> **The task**
Any picture among the records should be left out, please; retype the rest exactly.

> **Listing**
● ● ● ● ● ● ●

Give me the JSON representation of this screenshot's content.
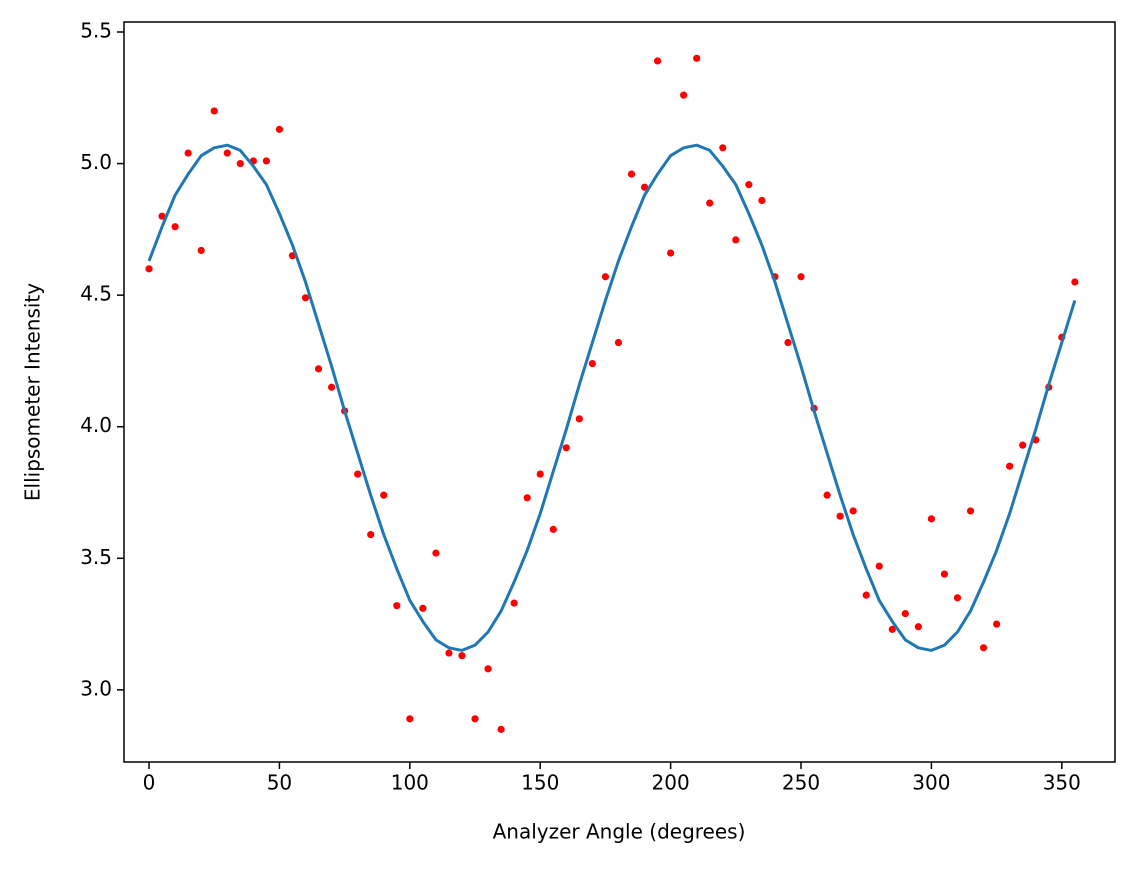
{
  "chart_data": {
    "type": "scatter",
    "x_label": "Analyzer Angle (degrees)",
    "y_label": "Ellipsometer Intensity",
    "x": [
      0,
      5,
      10,
      15,
      20,
      25,
      30,
      35,
      40,
      45,
      50,
      55,
      60,
      65,
      70,
      75,
      80,
      85,
      90,
      95,
      100,
      105,
      110,
      115,
      120,
      125,
      130,
      135,
      140,
      145,
      150,
      155,
      160,
      165,
      170,
      175,
      180,
      185,
      190,
      195,
      200,
      205,
      210,
      215,
      220,
      225,
      230,
      235,
      240,
      245,
      250,
      255,
      260,
      265,
      270,
      275,
      280,
      285,
      290,
      295,
      300,
      305,
      310,
      315,
      320,
      325,
      330,
      335,
      340,
      345,
      350,
      355
    ],
    "series": [
      {
        "type": "scatter",
        "color": "#ff0000",
        "values": [
          4.6,
          4.8,
          4.76,
          5.04,
          4.67,
          5.2,
          5.04,
          5.0,
          5.01,
          5.01,
          5.13,
          4.65,
          4.49,
          4.22,
          4.15,
          4.06,
          3.82,
          3.59,
          3.74,
          3.32,
          2.89,
          3.31,
          3.52,
          3.14,
          3.13,
          2.89,
          3.08,
          2.85,
          3.33,
          3.73,
          3.82,
          3.61,
          3.92,
          4.03,
          4.24,
          4.57,
          4.32,
          4.96,
          4.91,
          5.39,
          4.66,
          5.26,
          5.4,
          4.85,
          5.06,
          4.71,
          4.92,
          4.86,
          4.57,
          4.32,
          4.57,
          4.07,
          3.74,
          3.66,
          3.68,
          3.36,
          3.47,
          3.23,
          3.29,
          3.24,
          3.65,
          3.44,
          3.35,
          3.68,
          3.16,
          3.25,
          3.85,
          3.93,
          3.95,
          4.15,
          4.34,
          4.55
        ]
      },
      {
        "type": "line",
        "color": "#1f77b4",
        "values": [
          4.63,
          4.76,
          4.88,
          4.96,
          5.03,
          5.06,
          5.07,
          5.05,
          4.99,
          4.92,
          4.81,
          4.69,
          4.55,
          4.39,
          4.23,
          4.06,
          3.9,
          3.74,
          3.59,
          3.46,
          3.34,
          3.26,
          3.19,
          3.16,
          3.15,
          3.17,
          3.22,
          3.3,
          3.41,
          3.53,
          3.67,
          3.83,
          3.99,
          4.16,
          4.32,
          4.48,
          4.63,
          4.76,
          4.88,
          4.96,
          5.03,
          5.06,
          5.07,
          5.05,
          4.99,
          4.92,
          4.81,
          4.69,
          4.55,
          4.39,
          4.23,
          4.06,
          3.9,
          3.74,
          3.59,
          3.46,
          3.34,
          3.26,
          3.19,
          3.16,
          3.15,
          3.17,
          3.22,
          3.3,
          3.41,
          3.53,
          3.67,
          3.83,
          3.99,
          4.16,
          4.32,
          4.48
        ]
      }
    ],
    "xlim": [
      -9.6,
      370.4
    ],
    "ylim": [
      2.726,
      5.538
    ],
    "xticks": [
      0,
      50,
      100,
      150,
      200,
      250,
      300,
      350
    ],
    "yticks": [
      {
        "value": 3,
        "label": "3.0"
      },
      3.5,
      {
        "value": 4,
        "label": "4.0"
      },
      4.5,
      {
        "value": 5,
        "label": "5.0"
      },
      5.5
    ],
    "grid": false
  }
}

● ● ● ● ● ● ●

> **The output**
Give me the JSON representation of this screenshot's content.
{
  "chart_data": {
    "type": "scatter",
    "x_label": "Analyzer Angle (degrees)",
    "y_label": "Ellipsometer Intensity",
    "x": [
      0,
      5,
      10,
      15,
      20,
      25,
      30,
      35,
      40,
      45,
      50,
      55,
      60,
      65,
      70,
      75,
      80,
      85,
      90,
      95,
      100,
      105,
      110,
      115,
      120,
      125,
      130,
      135,
      140,
      145,
      150,
      155,
      160,
      165,
      170,
      175,
      180,
      185,
      190,
      195,
      200,
      205,
      210,
      215,
      220,
      225,
      230,
      235,
      240,
      245,
      250,
      255,
      260,
      265,
      270,
      275,
      280,
      285,
      290,
      295,
      300,
      305,
      310,
      315,
      320,
      325,
      330,
      335,
      340,
      345,
      350,
      355
    ],
    "series": [
      {
        "type": "scatter",
        "color": "#ff0000",
        "values": [
          4.6,
          4.8,
          4.76,
          5.04,
          4.67,
          5.2,
          5.04,
          5.0,
          5.01,
          5.01,
          5.13,
          4.65,
          4.49,
          4.22,
          4.15,
          4.06,
          3.82,
          3.59,
          3.74,
          3.32,
          2.89,
          3.31,
          3.52,
          3.14,
          3.13,
          2.89,
          3.08,
          2.85,
          3.33,
          3.73,
          3.82,
          3.61,
          3.92,
          4.03,
          4.24,
          4.57,
          4.32,
          4.96,
          4.91,
          5.39,
          4.66,
          5.26,
          5.4,
          4.85,
          5.06,
          4.71,
          4.92,
          4.86,
          4.57,
          4.32,
          4.57,
          4.07,
          3.74,
          3.66,
          3.68,
          3.36,
          3.47,
          3.23,
          3.29,
          3.24,
          3.65,
          3.44,
          3.35,
          3.68,
          3.16,
          3.25,
          3.85,
          3.93,
          3.95,
          4.15,
          4.34,
          4.55
        ]
      },
      {
        "type": "line",
        "color": "#1f77b4",
        "values": [
          4.63,
          4.76,
          4.88,
          4.96,
          5.03,
          5.06,
          5.07,
          5.05,
          4.99,
          4.92,
          4.81,
          4.69,
          4.55,
          4.39,
          4.23,
          4.06,
          3.9,
          3.74,
          3.59,
          3.46,
          3.34,
          3.26,
          3.19,
          3.16,
          3.15,
          3.17,
          3.22,
          3.3,
          3.41,
          3.53,
          3.67,
          3.83,
          3.99,
          4.16,
          4.32,
          4.48,
          4.63,
          4.76,
          4.88,
          4.96,
          5.03,
          5.06,
          5.07,
          5.05,
          4.99,
          4.92,
          4.81,
          4.69,
          4.55,
          4.39,
          4.23,
          4.06,
          3.9,
          3.74,
          3.59,
          3.46,
          3.34,
          3.26,
          3.19,
          3.16,
          3.15,
          3.17,
          3.22,
          3.3,
          3.41,
          3.53,
          3.67,
          3.83,
          3.99,
          4.16,
          4.32,
          4.48
        ]
      }
    ],
    "xlim": [
      -9.6,
      370.4
    ],
    "ylim": [
      2.726,
      5.538
    ],
    "xticks": [
      0,
      50,
      100,
      150,
      200,
      250,
      300,
      350
    ],
    "yticks": [
      {
        "value": 3,
        "label": "3.0"
      },
      3.5,
      {
        "value": 4,
        "label": "4.0"
      },
      4.5,
      {
        "value": 5,
        "label": "5.0"
      },
      5.5
    ],
    "grid": false
  }
}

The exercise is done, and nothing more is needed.